> **Given passage**
Volunteer Collections Centre guide Cameron Slater tells an interesting
story relating to nostalgia and how one car in the collection brought back
teenage memories.
One of the satisfying things about being a guide
in the Collections Centre is seeing people’s reactions to cars that were once
important to them. It’s the Nostalgia Factor and we see it all the time. “I
passed my test in one of those” or “My dad used to have one of those” or “That
was my very first car”. Now, although I can tick off four cars in the Museum
that I have owned at some point in my classic car career, I was never
particularly affected by the Nostalgia Factor because I’ve got loads of
photographs of them and some very vivid memories of good and bad times with all
of them.
Until, that is, I started putting together my
tour for visitors to the Collections Centre. I usually begin on the first floor
with the 1900 Daimler and contrast it with the 1950 Green Goddess Daimler which neatly illustrates 50 years of
automotive development by the same company. It’s a good talking point and gets
people thinking about the differences between the two Daimlers and about the
way cars have developed over the years.

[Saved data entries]

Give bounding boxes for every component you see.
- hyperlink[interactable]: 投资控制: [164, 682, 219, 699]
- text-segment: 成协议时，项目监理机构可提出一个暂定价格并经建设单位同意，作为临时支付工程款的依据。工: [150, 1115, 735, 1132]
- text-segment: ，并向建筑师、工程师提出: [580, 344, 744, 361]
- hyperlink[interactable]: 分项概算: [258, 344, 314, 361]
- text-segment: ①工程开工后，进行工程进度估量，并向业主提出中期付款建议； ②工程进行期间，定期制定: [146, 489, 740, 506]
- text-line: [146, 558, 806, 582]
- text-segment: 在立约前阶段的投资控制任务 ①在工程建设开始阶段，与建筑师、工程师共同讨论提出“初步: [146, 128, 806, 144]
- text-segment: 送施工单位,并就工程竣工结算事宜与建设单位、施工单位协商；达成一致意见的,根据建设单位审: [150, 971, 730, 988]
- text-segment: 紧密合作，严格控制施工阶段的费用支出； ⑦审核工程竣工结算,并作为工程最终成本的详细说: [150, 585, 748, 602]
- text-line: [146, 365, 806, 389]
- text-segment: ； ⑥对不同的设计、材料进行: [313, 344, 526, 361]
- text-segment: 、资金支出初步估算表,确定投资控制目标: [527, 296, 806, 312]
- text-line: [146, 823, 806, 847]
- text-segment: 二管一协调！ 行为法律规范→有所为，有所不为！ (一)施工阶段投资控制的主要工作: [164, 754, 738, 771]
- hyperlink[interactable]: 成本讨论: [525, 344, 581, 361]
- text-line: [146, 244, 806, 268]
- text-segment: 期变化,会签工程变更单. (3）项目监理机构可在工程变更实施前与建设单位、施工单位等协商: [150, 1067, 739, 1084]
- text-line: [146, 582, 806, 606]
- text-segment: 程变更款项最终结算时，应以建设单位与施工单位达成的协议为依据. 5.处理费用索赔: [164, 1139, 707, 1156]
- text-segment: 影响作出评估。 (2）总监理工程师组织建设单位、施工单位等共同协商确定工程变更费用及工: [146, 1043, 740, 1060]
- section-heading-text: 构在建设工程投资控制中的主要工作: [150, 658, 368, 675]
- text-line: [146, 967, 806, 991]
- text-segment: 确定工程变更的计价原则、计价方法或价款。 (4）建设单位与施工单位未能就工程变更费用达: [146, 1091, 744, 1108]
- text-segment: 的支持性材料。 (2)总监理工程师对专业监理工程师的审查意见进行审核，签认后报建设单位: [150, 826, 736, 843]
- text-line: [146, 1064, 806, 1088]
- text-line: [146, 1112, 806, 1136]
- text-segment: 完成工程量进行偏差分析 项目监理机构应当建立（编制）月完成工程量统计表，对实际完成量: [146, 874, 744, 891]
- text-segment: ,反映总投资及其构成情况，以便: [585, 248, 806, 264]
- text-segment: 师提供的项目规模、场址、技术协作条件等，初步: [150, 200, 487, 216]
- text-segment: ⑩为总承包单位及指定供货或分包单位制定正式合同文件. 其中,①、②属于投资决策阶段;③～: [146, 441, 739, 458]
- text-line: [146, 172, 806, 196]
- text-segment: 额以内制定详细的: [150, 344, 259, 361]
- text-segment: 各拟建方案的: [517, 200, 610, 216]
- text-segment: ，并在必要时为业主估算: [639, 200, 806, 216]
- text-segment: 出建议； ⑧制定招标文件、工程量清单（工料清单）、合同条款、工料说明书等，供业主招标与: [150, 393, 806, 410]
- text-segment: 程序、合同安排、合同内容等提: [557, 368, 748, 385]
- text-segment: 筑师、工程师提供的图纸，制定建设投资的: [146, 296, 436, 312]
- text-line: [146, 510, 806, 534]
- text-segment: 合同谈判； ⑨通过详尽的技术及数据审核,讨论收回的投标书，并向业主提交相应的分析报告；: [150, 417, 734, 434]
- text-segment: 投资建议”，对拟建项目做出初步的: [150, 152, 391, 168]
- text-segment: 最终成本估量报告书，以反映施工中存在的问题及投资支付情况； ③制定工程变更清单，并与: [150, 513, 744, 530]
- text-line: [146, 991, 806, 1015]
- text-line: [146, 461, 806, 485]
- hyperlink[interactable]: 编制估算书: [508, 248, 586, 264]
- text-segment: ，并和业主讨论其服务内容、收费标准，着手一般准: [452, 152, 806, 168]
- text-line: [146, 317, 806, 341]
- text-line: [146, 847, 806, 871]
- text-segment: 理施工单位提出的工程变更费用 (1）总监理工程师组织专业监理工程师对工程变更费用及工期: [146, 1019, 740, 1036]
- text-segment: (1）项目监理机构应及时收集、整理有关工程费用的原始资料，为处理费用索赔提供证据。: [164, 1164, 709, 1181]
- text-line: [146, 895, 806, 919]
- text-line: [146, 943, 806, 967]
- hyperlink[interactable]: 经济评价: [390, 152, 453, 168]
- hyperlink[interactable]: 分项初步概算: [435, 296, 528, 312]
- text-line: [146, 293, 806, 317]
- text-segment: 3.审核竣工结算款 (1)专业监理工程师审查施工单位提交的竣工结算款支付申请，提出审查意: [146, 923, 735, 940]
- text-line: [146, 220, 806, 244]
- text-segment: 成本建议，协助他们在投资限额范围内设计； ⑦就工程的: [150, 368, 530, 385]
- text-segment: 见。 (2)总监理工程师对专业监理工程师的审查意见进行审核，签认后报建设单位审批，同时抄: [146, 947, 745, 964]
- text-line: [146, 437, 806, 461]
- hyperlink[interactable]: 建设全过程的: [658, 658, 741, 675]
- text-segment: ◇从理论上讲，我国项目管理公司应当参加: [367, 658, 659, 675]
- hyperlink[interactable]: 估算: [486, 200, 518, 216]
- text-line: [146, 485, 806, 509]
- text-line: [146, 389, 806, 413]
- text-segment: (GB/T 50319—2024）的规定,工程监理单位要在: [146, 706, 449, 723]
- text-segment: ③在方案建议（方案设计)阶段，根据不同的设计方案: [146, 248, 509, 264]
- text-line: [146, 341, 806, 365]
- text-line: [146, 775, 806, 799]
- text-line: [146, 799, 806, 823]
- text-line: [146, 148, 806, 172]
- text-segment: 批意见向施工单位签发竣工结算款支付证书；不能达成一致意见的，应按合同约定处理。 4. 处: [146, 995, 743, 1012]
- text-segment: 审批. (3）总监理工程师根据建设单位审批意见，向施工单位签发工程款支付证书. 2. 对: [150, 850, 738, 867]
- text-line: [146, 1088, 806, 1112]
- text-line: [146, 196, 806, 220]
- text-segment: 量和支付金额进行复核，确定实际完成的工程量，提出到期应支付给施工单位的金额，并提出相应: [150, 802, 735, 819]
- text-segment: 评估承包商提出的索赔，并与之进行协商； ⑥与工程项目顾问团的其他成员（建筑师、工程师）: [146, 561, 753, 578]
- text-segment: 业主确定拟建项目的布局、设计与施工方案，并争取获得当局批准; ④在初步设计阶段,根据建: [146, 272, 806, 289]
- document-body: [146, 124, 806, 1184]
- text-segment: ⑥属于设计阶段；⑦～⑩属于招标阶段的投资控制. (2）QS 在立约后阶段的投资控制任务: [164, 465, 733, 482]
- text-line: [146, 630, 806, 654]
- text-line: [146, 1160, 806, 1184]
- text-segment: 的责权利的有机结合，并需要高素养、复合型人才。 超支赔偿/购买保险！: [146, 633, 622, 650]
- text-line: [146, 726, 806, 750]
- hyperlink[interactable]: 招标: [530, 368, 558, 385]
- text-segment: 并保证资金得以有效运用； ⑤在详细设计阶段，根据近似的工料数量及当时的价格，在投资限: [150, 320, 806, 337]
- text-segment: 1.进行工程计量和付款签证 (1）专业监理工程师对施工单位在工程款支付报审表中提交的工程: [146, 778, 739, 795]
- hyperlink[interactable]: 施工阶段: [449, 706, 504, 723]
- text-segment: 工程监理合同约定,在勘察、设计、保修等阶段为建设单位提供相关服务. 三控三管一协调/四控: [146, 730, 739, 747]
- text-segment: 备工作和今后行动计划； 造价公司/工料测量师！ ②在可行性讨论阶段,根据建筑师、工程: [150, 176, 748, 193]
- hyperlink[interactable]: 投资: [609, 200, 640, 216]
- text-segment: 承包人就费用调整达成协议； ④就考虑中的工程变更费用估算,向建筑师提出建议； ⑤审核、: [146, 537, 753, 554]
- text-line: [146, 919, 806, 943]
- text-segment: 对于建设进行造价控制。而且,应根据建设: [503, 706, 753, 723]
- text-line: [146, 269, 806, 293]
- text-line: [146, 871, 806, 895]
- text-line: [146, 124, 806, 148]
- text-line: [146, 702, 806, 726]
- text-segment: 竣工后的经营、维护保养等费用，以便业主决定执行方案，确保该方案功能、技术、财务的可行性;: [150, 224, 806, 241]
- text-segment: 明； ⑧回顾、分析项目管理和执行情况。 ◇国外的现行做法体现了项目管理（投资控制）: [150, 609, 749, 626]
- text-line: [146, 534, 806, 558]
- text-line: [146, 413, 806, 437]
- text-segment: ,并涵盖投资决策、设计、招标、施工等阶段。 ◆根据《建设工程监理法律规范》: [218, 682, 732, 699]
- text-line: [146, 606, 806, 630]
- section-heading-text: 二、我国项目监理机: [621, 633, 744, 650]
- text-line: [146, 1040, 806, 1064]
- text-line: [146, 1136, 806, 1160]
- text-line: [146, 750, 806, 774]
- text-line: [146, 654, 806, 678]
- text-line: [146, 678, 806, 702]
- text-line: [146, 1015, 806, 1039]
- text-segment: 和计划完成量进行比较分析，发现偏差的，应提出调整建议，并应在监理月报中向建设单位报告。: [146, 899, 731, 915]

> **Exercise 1**
Retype the Collections Centre passage in full, word for word.
> **Exercise 2**
Starting at the first line of the saved data entries and stopping after the line that has "- hyperlink[interactable]: 成本讨论: [525, 344, 581, 361]", write those lines out again with "text-segment" switched to "text-span" and nothing else changed. Give only those lines.

> **Exercise solution 1**
Volunteer Collections Centre guide Cameron Slater tells an interesting
story relating to nostalgia and how one car in the collection brought back
teenage memories.
One of the satisfying things about being a guide
in the Collections Centre is seeing people’s reactions to cars that were once
important to them. It’s the Nostalgia Factor and we see it all the time. “I
passed my test in one of those” or “My dad used to have one of those” or “That
was my very first car”. Now, although I can tick off four cars in the Museum
that I have owned at some point in my classic car career, I was never
particularly affected by the Nostalgia Factor because I’ve got loads of
photographs of them and some very vivid memories of good and bad times with all
of them.
Until, that is, I started putting together my
tour for visitors to the Collections Centre. I usually begin on the first floor
with the 1900 Daimler and contrast it with the 1950 Green Goddess Daimler which neatly illustrates 50 years of
automotive development by the same company. It’s a good talking point and gets
people thinking about the differences between the two Daimlers and about the
way cars have developed over the years.

> **Exercise solution 2**
Give bounding boxes for every component you see.
- hyperlink[interactable]: 投资控制: [164, 682, 219, 699]
- text-span: 成协议时，项目监理机构可提出一个暂定价格并经建设单位同意，作为临时支付工程款的依据。工: [150, 1115, 735, 1132]
- text-span: ，并向建筑师、工程师提出: [580, 344, 744, 361]
- hyperlink[interactable]: 分项概算: [258, 344, 314, 361]
- text-span: ①工程开工后，进行工程进度估量，并向业主提出中期付款建议； ②工程进行期间，定期制定: [146, 489, 740, 506]
- text-line: [146, 558, 806, 582]
- text-span: 在立约前阶段的投资控制任务 ①在工程建设开始阶段，与建筑师、工程师共同讨论提出“初步: [146, 128, 806, 144]
- text-span: 送施工单位,并就工程竣工结算事宜与建设单位、施工单位协商；达成一致意见的,根据建设单位审: [150, 971, 730, 988]
- text-span: 紧密合作，严格控制施工阶段的费用支出； ⑦审核工程竣工结算,并作为工程最终成本的详细说: [150, 585, 748, 602]
- text-line: [146, 365, 806, 389]
- text-span: ； ⑥对不同的设计、材料进行: [313, 344, 526, 361]
- text-span: 、资金支出初步估算表,确定投资控制目标: [527, 296, 806, 312]
- text-line: [146, 823, 806, 847]
- text-span: 二管一协调！ 行为法律规范→有所为，有所不为！ (一)施工阶段投资控制的主要工作: [164, 754, 738, 771]
- hyperlink[interactable]: 成本讨论: [525, 344, 581, 361]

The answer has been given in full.